* [SUPPLIED RECORDS]
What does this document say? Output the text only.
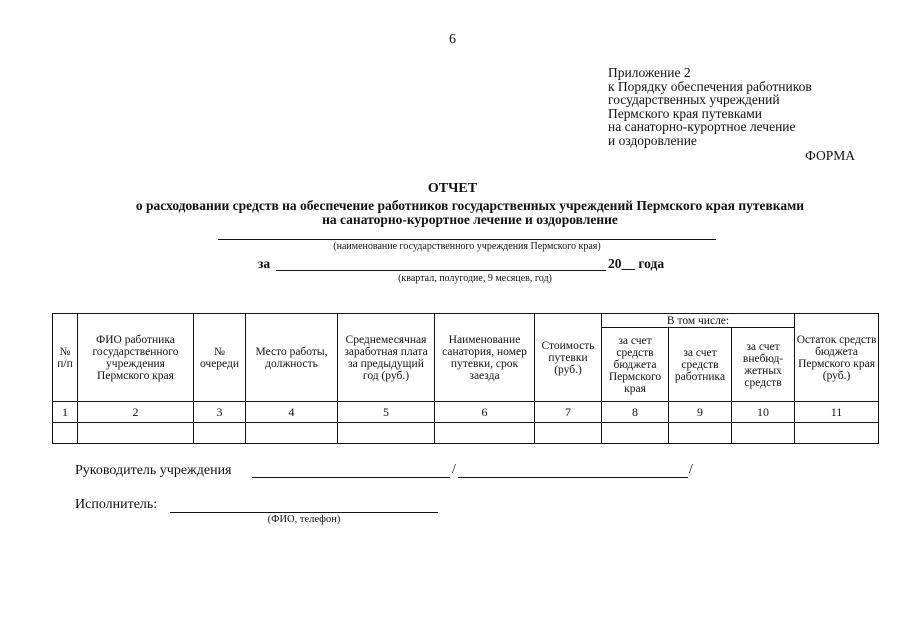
6
Приложение 2
к Порядку обеспечения работников
государственных учреждений
Пермского края путевками
на санаторно-курортное лечение
и оздоровление
ФОРМА
ОТЧЕТ
о расходовании средств на обеспечение работников государственных учреждений Пермского края путевками
на санаторно-курортное лечение и оздоровление
(наименование государственного учреждения Пермского края)
за	20__ года
(квартал, полугодие, 9 месяцев, год)
№ п/п	ФИО работника государственного учреждения Пермского края	№ очереди	Место работы, должность	Среднемесячная заработная плата за предыдущий год (руб.)	Наименование санатория, номер путевки, срок заезда	Стоимость путевки (руб.)	В том числе:			Остаток средств бюджета Пермского края (руб.)
							за счет средств бюджета Пермского края	за счет средств работника	за счет внебюд-жетных средств	
1	2	3	4	5	6	7	8	9	10	11

Руководитель учреждения	/	/
Исполнитель:
(ФИО, телефон)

* [EXERCISE REQUIREMENTS] Report the number of lines holding the string "бюджета", without any other words.

* [TASK OUTPUT] 2